[A block of data]

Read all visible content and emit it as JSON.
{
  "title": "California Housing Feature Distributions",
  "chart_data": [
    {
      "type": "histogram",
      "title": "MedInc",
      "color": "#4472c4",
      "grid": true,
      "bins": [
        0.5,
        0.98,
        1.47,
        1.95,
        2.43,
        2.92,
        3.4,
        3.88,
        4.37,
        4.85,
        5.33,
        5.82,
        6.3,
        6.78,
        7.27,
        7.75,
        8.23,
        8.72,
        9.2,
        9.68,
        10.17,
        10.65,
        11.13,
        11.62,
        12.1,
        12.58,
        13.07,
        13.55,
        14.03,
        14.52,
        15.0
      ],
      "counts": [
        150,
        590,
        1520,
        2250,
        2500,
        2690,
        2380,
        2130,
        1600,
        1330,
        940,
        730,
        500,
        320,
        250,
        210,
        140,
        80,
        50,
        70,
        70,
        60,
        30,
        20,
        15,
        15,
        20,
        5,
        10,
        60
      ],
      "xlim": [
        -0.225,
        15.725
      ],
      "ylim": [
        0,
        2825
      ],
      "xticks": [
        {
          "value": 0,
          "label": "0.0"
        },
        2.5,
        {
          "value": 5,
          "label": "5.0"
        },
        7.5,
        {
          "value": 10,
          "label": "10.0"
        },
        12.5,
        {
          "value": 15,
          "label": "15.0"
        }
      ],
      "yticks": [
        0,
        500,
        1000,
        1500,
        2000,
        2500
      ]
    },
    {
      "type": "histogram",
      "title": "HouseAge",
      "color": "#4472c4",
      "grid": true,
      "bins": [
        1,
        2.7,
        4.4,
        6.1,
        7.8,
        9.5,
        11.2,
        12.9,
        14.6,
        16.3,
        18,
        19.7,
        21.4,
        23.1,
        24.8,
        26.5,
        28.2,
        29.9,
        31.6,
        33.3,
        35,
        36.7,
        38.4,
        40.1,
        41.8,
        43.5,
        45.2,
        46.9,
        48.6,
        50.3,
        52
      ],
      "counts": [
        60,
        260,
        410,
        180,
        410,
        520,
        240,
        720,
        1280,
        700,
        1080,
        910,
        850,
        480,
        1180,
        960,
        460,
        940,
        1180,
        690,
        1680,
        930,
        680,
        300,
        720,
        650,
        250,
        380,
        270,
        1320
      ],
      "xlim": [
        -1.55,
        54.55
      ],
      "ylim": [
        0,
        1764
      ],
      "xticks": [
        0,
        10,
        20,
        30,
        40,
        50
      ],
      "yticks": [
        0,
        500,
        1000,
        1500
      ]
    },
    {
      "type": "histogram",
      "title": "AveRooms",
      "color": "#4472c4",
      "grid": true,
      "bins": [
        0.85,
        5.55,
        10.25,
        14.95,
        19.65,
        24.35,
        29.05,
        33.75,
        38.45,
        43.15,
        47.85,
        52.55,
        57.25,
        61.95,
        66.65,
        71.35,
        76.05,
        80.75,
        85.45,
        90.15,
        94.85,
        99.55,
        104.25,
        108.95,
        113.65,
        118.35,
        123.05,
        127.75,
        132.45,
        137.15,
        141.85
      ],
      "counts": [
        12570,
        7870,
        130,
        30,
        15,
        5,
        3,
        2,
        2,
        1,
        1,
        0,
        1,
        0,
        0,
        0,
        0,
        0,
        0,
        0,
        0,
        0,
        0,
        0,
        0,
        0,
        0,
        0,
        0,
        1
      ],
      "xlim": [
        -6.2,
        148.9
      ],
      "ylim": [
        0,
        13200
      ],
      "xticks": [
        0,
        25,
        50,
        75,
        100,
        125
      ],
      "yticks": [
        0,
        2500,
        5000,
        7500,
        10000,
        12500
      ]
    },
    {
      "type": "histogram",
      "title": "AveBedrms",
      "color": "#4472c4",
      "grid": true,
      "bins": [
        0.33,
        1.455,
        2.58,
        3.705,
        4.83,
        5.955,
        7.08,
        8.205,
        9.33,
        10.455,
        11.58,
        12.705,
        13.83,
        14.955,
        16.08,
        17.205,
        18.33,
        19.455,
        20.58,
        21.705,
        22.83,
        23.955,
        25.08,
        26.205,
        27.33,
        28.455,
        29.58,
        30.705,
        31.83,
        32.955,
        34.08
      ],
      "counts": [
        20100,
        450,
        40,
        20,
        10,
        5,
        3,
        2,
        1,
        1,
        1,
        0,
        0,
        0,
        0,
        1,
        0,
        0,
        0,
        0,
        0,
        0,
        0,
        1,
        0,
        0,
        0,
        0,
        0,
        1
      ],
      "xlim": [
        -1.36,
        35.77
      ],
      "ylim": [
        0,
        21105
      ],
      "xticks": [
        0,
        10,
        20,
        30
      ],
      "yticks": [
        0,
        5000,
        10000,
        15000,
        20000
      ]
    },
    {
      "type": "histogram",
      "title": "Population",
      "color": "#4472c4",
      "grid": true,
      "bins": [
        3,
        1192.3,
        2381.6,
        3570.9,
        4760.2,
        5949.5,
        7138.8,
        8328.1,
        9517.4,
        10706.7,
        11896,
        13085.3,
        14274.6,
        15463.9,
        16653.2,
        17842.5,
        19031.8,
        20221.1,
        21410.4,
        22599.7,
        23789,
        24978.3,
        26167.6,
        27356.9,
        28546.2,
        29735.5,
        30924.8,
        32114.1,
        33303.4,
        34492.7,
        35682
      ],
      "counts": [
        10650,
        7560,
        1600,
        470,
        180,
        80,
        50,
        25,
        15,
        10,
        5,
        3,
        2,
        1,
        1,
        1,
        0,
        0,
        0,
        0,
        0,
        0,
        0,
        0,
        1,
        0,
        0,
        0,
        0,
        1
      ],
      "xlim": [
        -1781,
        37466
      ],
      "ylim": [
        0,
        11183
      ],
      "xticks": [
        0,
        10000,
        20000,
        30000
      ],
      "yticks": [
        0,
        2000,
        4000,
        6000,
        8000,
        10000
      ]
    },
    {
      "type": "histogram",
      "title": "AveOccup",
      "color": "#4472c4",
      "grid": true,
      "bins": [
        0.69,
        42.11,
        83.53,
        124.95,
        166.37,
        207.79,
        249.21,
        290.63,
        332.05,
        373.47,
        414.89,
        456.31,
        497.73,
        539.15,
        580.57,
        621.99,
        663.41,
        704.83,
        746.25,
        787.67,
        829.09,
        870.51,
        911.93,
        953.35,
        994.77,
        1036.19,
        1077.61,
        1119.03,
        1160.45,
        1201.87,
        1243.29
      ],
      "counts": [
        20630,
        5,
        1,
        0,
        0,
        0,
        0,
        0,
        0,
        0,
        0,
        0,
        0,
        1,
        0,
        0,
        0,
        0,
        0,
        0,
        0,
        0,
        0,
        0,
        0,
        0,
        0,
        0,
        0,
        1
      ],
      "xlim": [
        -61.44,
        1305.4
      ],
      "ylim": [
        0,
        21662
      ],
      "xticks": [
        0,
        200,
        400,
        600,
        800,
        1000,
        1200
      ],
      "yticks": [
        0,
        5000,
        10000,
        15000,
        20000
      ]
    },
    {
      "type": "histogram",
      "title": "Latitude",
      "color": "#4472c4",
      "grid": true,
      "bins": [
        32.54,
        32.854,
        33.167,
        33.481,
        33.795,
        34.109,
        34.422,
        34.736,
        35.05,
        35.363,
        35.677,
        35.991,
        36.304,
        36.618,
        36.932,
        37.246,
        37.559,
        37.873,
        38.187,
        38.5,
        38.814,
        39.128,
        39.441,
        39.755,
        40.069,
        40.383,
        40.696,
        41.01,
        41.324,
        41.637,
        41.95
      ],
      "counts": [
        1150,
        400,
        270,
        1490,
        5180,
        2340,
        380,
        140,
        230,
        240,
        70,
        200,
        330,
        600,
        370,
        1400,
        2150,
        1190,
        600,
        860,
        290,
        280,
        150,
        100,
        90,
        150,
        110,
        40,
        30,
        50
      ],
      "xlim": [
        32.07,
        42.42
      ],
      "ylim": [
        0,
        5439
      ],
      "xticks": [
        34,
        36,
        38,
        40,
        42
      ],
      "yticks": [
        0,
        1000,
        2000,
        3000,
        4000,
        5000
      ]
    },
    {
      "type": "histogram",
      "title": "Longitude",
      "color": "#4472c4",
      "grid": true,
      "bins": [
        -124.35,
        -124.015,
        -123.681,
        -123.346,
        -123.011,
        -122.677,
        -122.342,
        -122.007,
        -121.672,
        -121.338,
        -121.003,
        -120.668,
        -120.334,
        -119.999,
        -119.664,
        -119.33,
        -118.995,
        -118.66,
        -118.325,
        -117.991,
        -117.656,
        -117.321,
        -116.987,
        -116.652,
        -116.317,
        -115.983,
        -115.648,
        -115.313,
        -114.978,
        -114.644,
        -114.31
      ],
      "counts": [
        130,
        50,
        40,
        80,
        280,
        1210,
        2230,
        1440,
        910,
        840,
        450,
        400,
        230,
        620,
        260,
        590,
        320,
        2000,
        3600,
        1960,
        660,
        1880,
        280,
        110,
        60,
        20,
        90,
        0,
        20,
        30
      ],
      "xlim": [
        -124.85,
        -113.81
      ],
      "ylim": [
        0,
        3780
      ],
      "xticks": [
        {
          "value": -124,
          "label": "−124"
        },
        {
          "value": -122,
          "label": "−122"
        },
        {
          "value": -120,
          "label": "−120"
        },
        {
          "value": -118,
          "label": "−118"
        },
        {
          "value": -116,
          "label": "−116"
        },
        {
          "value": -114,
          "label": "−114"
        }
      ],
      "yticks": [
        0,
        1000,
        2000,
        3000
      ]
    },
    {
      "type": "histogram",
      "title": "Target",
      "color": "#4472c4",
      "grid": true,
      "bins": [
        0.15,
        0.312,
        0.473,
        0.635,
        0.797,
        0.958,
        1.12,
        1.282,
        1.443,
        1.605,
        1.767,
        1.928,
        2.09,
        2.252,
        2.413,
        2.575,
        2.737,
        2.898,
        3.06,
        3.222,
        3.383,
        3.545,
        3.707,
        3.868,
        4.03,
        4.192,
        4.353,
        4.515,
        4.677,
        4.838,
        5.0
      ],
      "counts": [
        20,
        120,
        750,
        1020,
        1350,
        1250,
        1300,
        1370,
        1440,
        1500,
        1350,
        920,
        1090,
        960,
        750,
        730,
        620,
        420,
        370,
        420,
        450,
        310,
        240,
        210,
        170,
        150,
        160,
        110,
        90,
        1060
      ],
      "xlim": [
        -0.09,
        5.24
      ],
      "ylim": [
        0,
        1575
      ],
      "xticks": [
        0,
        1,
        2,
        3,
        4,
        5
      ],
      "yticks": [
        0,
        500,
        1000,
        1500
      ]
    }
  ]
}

EXERCISE REQUIREMENTS
Copy down every line of the entries containing the word "label".

OUTPUT FOR THIS EXERCISE
          "label": "0.0"
          "label": "5.0"
          "label": "10.0"
          "label": "15.0"
          "label": "−124"
          "label": "−122"
          "label": "−120"
          "label": "−118"
          "label": "−116"
          "label": "−114"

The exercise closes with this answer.